Records for this exercise:
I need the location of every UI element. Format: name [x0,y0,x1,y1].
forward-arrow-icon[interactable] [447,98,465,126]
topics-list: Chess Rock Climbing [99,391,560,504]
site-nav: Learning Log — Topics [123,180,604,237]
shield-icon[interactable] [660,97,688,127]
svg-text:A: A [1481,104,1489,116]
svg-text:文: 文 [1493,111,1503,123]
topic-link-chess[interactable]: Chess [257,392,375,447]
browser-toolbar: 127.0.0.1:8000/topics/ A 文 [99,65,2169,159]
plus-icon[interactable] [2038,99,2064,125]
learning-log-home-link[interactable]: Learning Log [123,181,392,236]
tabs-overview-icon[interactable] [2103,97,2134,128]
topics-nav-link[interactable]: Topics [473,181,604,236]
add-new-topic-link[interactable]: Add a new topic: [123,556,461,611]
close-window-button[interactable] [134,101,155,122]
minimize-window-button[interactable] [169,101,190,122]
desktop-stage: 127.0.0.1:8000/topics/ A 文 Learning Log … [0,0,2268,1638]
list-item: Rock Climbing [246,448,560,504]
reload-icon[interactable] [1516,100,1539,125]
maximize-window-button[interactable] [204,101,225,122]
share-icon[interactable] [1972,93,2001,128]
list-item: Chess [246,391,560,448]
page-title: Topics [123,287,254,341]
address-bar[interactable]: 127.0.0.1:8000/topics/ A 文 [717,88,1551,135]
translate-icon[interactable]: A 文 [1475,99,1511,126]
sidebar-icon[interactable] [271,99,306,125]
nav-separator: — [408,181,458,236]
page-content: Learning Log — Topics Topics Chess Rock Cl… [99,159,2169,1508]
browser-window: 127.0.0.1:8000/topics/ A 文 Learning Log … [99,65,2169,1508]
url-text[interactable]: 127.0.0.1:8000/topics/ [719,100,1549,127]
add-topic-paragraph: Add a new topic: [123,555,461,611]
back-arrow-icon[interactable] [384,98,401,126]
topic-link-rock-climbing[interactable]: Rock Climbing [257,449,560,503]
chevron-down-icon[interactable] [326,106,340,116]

What you will do:
Give the lines from the start of the records through the line containing "svg-text:A: A [1481,104,1489,116]" as a JSON list of strings, one string per line, leaving out blank lines.

Solution for this problem:
[
  "I need the location of every UI element. Format: name [x0,y0,x1,y1].",
  "forward-arrow-icon[interactable] [447,98,465,126]",
  "topics-list: Chess Rock Climbing [99,391,560,504]",
  "site-nav: Learning Log — Topics [123,180,604,237]",
  "shield-icon[interactable] [660,97,688,127]",
  "svg-text:A: A [1481,104,1489,116]"
]